◆ **Exercise requirements**
What lines of the data include the string "sans"? Copy them all.

[Structured figure records]
* begin *
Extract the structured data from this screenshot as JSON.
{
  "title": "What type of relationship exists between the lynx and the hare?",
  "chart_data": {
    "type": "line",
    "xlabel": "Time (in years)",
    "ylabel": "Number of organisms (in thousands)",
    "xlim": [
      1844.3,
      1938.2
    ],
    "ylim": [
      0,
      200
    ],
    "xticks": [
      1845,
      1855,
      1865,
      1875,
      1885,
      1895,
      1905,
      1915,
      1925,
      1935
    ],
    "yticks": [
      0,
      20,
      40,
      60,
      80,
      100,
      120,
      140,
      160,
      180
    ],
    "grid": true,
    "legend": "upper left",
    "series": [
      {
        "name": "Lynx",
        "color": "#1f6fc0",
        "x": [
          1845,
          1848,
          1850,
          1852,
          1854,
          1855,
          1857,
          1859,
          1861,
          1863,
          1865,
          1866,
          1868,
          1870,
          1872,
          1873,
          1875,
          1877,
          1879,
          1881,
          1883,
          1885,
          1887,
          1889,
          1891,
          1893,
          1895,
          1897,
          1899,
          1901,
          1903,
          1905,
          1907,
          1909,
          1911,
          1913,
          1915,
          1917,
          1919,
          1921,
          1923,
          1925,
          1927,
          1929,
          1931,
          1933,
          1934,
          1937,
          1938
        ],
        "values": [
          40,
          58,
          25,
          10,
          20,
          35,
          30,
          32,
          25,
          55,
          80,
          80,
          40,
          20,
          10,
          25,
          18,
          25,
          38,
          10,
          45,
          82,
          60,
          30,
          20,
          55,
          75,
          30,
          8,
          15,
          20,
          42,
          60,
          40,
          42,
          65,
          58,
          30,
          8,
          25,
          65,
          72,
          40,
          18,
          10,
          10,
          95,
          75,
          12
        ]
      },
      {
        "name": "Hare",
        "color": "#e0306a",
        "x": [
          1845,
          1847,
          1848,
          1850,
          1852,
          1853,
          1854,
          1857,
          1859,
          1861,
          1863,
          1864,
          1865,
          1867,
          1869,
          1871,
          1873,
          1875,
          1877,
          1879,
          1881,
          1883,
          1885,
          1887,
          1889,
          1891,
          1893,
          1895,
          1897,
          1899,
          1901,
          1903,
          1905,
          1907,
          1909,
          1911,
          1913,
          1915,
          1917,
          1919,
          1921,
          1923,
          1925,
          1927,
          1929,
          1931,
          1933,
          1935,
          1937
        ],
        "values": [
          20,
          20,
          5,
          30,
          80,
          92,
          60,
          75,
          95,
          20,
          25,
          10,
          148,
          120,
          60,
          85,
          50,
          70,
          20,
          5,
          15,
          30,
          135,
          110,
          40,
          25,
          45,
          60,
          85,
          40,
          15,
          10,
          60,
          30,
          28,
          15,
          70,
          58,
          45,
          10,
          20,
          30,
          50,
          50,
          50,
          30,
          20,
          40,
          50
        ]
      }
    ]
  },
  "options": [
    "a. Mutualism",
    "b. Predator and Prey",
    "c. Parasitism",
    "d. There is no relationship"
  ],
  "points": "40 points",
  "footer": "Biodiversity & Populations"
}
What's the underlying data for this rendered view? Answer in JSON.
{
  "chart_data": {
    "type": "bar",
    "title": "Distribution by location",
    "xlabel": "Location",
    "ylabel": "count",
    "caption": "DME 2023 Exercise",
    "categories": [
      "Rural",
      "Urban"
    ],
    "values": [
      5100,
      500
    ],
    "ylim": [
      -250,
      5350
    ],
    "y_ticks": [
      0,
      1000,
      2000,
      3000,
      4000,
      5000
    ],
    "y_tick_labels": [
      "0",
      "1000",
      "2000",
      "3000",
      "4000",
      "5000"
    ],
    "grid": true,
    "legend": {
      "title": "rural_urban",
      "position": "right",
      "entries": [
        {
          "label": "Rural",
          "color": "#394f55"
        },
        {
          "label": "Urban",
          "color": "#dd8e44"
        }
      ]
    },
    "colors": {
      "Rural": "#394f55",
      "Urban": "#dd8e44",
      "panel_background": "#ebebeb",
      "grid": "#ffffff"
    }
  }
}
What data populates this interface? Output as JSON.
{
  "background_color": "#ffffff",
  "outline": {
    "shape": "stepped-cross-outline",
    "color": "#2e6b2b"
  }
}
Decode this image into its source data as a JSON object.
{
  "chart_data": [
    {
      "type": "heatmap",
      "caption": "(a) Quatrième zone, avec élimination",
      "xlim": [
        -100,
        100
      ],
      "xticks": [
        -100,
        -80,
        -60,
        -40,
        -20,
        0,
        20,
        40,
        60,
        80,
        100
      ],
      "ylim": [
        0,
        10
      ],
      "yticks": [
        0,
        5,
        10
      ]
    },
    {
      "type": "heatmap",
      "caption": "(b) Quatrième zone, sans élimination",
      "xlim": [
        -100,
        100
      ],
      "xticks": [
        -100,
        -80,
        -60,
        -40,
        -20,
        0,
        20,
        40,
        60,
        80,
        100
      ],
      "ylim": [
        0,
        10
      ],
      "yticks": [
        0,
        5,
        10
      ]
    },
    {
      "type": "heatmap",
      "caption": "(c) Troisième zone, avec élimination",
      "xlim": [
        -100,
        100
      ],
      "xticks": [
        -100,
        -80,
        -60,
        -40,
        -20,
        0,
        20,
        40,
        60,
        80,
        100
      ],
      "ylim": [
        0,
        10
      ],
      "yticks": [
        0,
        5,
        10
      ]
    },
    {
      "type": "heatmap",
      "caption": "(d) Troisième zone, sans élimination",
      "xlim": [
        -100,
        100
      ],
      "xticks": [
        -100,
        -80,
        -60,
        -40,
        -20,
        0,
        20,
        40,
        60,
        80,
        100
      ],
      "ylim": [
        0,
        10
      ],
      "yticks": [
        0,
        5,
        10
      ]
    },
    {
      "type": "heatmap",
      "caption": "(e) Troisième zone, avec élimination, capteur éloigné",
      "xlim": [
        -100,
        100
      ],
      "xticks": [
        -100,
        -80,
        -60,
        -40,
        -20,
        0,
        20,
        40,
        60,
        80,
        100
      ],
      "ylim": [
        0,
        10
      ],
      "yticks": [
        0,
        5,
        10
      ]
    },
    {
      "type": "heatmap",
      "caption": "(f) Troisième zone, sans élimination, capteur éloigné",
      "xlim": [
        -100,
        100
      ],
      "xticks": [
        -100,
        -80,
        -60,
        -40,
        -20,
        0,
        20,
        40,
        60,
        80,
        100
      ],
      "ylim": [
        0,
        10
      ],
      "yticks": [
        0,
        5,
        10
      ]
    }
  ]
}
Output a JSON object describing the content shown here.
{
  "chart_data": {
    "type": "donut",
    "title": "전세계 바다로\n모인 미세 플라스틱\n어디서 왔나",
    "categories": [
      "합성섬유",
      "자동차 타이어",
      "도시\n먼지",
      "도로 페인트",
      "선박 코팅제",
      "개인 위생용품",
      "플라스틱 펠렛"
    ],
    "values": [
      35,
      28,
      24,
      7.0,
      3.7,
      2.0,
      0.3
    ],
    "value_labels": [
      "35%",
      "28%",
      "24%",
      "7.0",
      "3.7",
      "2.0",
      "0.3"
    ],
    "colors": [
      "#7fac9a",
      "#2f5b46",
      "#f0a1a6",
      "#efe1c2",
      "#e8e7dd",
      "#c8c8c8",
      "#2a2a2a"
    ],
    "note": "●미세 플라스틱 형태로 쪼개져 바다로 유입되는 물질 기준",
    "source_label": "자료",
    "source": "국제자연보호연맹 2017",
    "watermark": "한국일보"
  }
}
* end *
◆ **Written answer**
      "caption": "(b) Quatrième zone, sans élimination",
      "caption": "(d) Troisième zone, sans élimination",
      "caption": "(f) Troisième zone, sans élimination, capteur éloigné",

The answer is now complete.